> [RECORDS SUPPLIED]:
--------------------------------------------------
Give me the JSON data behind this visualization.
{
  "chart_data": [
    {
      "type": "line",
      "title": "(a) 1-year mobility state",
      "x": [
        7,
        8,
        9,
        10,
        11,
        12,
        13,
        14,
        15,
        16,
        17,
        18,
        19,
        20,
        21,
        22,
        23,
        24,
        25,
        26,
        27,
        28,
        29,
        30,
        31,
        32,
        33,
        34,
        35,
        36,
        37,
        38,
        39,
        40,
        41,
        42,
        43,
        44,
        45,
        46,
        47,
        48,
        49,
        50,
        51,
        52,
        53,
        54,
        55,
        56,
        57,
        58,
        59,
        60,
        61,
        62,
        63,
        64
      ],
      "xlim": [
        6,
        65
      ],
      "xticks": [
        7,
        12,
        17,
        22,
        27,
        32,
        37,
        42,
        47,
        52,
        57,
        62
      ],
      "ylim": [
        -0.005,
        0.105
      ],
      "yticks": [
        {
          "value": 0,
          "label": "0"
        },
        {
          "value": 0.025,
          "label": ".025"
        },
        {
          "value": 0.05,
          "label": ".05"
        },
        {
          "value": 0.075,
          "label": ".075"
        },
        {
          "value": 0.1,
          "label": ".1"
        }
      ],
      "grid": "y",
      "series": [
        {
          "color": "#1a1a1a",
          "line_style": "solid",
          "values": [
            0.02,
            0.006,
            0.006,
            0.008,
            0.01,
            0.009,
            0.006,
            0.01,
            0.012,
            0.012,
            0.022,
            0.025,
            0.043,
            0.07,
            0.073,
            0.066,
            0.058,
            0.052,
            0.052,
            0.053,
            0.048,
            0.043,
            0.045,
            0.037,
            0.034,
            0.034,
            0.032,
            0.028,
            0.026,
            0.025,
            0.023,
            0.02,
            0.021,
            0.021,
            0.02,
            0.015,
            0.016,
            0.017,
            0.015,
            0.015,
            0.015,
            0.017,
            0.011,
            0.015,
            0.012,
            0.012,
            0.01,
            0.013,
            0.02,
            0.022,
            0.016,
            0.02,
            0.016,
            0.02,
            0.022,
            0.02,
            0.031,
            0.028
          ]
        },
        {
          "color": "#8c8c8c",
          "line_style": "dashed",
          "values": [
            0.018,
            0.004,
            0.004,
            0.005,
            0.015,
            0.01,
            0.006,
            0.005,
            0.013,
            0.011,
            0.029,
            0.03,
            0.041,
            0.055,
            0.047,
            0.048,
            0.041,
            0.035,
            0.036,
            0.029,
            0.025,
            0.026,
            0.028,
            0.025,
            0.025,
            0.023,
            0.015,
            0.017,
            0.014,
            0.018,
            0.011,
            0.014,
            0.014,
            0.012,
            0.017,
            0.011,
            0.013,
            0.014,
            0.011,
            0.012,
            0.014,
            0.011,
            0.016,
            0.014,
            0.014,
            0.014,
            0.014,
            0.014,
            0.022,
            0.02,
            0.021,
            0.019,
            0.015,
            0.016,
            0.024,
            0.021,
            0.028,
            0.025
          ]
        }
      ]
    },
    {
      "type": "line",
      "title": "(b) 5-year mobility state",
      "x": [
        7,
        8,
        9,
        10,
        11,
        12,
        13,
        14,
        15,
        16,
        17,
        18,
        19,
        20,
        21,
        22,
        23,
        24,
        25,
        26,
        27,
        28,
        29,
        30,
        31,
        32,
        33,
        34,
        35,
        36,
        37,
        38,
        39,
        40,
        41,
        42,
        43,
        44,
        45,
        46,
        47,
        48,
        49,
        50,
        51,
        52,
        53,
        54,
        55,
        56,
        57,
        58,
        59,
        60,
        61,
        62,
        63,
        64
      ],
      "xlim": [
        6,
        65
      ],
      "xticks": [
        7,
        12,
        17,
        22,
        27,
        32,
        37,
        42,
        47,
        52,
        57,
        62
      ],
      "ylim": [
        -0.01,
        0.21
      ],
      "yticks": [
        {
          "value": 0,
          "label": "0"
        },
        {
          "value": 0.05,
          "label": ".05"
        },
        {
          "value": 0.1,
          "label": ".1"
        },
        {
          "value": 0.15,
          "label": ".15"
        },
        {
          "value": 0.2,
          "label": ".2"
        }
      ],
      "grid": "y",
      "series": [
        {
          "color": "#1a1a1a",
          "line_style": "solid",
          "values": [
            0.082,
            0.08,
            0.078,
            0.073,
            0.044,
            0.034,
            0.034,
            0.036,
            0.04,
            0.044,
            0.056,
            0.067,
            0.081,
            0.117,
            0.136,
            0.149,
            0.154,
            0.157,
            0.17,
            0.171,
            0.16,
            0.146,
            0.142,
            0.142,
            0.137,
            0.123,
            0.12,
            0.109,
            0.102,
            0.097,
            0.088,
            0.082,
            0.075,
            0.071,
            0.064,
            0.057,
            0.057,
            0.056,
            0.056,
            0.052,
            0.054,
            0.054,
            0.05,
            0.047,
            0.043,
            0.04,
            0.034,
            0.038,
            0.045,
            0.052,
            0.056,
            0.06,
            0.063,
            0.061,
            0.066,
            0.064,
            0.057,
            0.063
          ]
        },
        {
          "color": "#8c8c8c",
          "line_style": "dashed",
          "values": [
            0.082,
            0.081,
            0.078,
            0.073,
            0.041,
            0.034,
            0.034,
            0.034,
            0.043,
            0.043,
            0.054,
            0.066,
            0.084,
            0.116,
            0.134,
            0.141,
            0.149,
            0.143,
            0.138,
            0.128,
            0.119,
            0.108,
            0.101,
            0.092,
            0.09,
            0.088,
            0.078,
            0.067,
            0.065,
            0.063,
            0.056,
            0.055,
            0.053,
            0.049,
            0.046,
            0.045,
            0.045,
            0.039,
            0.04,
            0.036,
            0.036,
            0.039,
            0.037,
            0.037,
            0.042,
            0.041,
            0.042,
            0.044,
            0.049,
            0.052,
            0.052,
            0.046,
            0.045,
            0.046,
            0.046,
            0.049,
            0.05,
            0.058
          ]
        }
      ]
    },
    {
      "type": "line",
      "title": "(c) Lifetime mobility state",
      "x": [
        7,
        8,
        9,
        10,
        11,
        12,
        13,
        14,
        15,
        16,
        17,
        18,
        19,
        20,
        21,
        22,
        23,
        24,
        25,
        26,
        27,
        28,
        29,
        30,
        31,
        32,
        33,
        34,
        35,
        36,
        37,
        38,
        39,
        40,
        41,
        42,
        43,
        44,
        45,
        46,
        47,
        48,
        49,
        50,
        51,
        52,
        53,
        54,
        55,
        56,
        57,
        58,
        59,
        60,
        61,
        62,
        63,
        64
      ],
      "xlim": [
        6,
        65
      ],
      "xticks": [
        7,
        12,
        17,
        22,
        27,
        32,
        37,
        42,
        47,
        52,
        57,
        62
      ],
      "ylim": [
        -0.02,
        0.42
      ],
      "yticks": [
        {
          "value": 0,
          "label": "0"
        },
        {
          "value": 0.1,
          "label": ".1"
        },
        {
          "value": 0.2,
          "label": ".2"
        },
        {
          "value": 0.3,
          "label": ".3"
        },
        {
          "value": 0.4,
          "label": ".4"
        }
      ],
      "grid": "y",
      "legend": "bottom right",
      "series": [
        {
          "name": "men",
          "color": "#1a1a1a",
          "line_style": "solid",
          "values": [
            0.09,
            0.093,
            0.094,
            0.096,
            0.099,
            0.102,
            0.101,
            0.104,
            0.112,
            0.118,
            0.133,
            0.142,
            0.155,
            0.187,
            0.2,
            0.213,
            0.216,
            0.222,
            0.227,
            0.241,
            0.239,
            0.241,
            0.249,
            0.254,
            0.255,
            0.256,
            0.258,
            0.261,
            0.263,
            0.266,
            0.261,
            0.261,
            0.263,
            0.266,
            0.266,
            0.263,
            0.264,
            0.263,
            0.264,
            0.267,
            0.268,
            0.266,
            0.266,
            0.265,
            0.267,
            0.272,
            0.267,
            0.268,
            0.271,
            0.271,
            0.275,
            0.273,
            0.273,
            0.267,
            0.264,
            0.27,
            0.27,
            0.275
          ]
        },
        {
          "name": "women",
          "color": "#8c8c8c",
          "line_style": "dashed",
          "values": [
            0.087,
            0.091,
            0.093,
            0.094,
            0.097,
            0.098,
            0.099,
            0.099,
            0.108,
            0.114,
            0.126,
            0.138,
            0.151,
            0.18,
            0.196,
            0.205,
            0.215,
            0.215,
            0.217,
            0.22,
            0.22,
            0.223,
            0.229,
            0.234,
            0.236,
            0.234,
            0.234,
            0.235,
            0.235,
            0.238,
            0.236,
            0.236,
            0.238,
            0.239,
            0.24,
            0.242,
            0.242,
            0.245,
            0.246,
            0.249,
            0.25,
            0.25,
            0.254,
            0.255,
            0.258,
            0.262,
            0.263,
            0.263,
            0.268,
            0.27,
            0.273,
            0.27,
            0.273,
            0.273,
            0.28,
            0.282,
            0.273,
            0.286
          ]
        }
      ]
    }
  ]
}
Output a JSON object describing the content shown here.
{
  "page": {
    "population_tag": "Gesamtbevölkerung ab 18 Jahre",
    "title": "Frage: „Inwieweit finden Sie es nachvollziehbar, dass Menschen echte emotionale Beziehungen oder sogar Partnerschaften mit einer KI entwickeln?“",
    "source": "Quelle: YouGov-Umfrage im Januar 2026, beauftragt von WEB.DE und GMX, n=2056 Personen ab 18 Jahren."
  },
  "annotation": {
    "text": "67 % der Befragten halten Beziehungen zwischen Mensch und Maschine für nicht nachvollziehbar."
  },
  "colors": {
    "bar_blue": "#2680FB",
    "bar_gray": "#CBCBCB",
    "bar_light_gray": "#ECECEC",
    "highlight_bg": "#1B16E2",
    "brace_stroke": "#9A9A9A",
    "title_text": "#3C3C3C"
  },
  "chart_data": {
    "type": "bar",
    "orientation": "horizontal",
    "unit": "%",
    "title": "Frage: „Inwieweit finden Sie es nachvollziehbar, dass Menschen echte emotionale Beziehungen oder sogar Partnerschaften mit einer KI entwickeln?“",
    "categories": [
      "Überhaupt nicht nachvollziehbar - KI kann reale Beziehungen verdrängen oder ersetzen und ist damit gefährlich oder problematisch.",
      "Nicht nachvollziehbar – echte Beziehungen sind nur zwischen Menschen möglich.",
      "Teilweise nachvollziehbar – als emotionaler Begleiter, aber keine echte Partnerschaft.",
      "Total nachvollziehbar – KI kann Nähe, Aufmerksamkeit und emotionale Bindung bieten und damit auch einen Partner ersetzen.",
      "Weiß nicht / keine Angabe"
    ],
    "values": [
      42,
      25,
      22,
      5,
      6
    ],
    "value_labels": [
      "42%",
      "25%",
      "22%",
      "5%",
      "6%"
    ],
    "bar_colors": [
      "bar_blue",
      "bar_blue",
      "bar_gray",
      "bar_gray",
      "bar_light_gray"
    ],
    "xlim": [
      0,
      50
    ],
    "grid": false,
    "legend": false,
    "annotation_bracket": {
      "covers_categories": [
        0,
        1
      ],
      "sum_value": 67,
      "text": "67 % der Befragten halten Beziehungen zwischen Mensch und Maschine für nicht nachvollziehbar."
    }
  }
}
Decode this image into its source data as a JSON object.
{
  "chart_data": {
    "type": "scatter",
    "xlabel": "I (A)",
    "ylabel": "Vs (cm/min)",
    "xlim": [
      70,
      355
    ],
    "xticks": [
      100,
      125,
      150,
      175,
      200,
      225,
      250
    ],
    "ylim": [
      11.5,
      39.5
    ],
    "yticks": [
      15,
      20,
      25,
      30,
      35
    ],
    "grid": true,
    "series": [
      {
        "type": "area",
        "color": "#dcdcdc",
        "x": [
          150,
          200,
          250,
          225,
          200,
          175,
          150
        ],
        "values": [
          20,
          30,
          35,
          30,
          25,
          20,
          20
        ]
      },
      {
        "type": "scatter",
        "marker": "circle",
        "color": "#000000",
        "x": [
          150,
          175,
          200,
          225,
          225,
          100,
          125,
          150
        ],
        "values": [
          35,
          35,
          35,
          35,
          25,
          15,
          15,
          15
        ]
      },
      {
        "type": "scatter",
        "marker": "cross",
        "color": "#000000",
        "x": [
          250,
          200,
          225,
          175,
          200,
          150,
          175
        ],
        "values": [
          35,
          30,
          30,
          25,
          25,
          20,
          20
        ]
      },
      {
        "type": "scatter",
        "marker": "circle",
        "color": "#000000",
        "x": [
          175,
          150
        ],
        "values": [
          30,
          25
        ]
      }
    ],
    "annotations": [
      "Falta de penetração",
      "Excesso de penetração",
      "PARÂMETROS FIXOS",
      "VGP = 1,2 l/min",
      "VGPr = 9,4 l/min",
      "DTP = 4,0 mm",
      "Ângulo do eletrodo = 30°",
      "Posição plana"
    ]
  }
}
--------------------------------------------------
> [DO THIS]:
Go through the material above and copy each line that has the word "mobility".

> [FINAL RESULT]:
      "title": "(a) 1-year mobility state",
      "title": "(b) 5-year mobility state",
      "title": "(c) Lifetime mobility state",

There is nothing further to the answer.